Stored data:

══════════

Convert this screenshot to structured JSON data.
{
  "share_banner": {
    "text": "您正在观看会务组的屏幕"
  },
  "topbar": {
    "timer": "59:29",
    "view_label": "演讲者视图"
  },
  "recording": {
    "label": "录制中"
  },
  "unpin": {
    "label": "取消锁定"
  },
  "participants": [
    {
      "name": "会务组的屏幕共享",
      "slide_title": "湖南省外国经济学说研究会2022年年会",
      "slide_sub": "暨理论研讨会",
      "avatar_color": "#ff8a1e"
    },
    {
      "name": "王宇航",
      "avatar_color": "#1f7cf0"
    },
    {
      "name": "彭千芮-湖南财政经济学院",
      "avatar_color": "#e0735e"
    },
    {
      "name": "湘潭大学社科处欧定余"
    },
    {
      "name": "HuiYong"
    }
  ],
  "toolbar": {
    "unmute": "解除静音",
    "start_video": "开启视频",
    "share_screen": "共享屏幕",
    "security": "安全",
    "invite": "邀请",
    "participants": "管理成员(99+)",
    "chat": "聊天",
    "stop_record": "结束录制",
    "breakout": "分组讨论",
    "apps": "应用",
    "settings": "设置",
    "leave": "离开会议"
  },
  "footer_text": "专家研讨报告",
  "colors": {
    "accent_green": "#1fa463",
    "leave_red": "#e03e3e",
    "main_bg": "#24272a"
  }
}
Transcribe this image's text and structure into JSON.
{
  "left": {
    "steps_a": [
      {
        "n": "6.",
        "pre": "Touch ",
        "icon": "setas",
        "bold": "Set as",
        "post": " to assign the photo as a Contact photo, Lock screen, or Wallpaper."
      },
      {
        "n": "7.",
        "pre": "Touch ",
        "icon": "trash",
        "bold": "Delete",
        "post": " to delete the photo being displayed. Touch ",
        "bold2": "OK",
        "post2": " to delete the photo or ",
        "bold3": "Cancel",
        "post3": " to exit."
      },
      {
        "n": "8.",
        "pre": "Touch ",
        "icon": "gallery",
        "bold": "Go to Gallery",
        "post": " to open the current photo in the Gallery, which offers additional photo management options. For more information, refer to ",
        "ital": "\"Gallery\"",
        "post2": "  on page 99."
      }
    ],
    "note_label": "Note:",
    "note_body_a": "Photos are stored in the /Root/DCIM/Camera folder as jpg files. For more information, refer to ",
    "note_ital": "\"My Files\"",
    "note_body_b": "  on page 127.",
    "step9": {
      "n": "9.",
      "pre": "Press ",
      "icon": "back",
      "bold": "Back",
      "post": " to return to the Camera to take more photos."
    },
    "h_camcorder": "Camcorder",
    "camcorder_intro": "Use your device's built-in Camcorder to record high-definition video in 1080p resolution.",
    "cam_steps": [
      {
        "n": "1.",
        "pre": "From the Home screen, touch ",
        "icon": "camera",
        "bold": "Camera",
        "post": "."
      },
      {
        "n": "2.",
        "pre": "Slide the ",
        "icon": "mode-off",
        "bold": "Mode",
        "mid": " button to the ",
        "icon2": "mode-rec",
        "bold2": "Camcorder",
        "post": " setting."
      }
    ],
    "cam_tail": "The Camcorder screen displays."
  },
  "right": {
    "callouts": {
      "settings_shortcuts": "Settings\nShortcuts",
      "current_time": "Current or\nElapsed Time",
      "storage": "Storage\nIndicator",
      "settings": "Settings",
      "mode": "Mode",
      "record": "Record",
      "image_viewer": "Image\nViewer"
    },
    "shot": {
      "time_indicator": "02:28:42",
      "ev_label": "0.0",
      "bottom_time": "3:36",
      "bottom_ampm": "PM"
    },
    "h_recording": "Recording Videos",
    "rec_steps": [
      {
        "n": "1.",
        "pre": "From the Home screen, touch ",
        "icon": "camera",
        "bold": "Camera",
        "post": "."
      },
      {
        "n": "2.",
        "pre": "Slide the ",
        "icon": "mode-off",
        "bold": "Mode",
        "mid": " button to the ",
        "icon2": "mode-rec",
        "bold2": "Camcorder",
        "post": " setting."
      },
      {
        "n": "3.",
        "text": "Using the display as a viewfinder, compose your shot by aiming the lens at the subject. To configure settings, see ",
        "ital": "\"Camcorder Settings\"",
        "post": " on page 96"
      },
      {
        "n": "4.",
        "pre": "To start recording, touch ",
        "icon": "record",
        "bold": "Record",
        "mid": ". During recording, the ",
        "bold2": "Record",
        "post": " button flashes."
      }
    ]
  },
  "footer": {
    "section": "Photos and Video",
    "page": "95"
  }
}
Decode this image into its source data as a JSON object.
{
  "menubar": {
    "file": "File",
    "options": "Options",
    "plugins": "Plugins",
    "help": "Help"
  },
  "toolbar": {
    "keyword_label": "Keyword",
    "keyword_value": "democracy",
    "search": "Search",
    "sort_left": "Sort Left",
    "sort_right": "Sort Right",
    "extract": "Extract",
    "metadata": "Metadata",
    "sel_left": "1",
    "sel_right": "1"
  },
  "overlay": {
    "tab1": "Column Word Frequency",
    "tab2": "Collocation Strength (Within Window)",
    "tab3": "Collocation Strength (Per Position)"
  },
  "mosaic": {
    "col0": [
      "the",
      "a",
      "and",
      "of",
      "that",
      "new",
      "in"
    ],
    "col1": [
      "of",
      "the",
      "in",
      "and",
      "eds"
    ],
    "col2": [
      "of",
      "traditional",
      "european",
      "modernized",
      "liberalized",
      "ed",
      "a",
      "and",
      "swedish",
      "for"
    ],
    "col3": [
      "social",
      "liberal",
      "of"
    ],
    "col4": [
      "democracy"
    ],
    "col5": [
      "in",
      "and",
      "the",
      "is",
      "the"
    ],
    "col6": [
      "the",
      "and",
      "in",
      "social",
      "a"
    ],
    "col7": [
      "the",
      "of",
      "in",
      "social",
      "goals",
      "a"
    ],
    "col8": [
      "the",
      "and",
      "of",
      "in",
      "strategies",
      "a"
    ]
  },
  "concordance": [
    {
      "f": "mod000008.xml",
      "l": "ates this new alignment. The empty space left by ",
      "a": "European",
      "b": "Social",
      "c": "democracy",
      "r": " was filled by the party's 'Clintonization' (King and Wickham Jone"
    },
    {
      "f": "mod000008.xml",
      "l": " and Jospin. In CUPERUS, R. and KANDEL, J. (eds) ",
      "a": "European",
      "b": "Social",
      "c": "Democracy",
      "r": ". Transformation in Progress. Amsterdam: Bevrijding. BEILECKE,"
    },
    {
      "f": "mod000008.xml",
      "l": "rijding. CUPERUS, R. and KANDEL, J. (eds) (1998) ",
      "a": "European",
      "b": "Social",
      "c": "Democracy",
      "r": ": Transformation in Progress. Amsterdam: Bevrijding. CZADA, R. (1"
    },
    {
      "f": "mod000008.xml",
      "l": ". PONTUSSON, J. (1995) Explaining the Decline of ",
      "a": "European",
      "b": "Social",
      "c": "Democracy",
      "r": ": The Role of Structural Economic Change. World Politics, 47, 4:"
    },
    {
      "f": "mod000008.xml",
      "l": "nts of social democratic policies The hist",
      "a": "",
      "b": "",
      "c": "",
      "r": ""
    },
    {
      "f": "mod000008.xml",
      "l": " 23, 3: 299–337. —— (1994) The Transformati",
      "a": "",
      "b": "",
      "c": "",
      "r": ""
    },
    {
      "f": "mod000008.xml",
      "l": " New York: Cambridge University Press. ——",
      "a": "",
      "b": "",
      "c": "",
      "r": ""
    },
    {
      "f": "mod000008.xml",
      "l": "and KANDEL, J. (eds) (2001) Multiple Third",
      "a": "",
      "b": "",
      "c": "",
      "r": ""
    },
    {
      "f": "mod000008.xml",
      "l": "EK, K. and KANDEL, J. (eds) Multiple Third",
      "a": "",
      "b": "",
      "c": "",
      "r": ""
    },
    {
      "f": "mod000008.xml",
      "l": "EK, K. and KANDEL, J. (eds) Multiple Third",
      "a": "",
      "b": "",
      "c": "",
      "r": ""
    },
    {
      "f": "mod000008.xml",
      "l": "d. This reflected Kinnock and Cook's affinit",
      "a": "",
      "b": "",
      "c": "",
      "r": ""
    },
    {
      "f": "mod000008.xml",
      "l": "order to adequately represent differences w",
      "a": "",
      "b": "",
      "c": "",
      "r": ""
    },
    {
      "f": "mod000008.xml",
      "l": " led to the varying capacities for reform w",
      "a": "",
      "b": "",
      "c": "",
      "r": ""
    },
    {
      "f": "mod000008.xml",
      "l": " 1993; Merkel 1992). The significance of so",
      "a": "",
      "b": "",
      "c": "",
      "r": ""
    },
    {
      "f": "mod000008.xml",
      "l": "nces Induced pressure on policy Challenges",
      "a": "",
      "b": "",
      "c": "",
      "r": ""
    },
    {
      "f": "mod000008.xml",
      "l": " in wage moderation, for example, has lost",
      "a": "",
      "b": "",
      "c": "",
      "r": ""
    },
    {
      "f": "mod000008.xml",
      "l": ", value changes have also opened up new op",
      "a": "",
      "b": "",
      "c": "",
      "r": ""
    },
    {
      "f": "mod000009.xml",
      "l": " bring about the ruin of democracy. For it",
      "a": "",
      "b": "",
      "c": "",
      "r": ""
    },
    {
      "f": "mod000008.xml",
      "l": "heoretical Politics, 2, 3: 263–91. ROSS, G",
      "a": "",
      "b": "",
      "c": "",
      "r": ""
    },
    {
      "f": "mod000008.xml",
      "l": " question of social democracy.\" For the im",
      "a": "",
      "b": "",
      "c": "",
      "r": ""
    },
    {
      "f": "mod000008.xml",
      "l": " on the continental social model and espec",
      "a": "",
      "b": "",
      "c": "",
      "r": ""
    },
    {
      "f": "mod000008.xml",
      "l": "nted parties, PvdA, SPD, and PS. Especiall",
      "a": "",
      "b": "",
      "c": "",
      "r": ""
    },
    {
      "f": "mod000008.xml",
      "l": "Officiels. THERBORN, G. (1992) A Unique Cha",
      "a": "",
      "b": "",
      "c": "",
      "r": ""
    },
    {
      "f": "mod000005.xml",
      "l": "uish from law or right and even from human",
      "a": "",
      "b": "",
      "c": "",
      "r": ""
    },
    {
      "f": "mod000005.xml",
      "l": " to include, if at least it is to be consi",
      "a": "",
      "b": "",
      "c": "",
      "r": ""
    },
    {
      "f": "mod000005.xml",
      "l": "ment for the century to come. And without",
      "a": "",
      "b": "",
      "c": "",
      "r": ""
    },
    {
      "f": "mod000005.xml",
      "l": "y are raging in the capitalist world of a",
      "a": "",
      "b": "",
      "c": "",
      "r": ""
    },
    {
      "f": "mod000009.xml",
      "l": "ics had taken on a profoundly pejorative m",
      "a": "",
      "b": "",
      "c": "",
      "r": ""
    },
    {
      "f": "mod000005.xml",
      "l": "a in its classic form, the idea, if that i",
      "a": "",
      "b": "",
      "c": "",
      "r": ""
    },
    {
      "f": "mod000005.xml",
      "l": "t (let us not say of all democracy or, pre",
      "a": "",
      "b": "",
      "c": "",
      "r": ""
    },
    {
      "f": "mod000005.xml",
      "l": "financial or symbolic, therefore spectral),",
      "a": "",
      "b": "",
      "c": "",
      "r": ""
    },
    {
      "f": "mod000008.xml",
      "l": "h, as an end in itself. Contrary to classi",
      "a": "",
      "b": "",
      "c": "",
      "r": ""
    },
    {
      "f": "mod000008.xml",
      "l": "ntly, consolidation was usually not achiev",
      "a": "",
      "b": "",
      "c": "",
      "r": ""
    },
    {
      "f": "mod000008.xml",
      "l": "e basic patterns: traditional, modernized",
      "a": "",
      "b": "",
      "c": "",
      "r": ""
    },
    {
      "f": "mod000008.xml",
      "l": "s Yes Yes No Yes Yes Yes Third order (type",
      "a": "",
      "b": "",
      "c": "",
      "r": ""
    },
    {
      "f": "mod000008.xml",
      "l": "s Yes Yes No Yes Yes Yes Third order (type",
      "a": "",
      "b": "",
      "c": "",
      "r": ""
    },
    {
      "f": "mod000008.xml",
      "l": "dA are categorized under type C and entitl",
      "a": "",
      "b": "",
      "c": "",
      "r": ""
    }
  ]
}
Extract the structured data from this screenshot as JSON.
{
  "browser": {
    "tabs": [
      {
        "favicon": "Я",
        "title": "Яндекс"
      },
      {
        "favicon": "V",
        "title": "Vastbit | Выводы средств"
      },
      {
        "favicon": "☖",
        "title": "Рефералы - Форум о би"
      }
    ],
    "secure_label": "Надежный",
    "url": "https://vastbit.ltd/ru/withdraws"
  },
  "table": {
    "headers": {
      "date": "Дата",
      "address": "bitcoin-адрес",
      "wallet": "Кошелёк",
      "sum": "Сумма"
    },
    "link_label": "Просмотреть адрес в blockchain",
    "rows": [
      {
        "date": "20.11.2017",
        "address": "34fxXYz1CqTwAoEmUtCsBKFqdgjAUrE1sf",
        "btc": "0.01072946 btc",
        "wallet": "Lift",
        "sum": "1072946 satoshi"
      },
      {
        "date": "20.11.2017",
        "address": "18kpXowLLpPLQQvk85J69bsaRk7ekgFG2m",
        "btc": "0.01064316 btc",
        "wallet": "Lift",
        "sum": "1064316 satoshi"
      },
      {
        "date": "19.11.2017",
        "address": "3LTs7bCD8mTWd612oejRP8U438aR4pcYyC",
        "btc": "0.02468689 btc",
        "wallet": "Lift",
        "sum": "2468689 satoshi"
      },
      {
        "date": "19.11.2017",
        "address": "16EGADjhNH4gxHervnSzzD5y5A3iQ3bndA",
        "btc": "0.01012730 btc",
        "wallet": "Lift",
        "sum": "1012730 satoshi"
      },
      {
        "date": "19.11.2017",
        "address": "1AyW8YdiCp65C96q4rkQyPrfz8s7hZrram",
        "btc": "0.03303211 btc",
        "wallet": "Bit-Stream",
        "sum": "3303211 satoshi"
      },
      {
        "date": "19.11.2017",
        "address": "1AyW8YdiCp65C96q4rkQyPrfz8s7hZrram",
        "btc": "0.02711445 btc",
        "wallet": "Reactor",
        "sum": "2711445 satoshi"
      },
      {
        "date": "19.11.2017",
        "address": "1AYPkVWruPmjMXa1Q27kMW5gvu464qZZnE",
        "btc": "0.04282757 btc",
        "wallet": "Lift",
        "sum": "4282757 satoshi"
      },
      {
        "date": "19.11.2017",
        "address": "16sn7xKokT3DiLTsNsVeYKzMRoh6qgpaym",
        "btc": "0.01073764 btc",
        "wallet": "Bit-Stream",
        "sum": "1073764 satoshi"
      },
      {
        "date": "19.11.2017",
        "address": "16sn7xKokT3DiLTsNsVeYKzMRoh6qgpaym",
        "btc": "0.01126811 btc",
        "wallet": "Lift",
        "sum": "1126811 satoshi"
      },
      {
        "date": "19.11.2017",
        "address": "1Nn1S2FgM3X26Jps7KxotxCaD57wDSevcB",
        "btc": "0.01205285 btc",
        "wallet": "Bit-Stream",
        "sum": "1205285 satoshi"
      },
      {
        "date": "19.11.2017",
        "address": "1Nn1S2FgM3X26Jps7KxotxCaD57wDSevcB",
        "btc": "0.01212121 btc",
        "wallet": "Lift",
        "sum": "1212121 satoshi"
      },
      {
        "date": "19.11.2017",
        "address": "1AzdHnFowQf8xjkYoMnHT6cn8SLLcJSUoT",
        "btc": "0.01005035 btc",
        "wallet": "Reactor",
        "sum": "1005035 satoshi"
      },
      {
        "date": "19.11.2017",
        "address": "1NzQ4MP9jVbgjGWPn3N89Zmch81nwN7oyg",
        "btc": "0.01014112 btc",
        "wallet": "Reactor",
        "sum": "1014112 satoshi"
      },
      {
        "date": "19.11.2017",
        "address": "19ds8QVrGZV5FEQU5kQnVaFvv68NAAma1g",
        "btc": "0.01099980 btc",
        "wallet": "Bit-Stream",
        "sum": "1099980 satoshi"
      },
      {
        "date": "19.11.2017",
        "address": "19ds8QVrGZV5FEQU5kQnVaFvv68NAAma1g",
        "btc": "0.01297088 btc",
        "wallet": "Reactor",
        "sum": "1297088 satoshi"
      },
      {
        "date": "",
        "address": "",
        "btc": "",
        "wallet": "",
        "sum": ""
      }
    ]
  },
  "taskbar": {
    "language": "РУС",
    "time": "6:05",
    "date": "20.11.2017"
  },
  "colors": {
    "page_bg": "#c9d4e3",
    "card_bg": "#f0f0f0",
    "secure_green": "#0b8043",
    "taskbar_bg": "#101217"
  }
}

══════════

Select all lines with the word "structured" from the entries above.

Convert this screenshot to structured JSON data.
Extract the structured data from this screenshot as JSON.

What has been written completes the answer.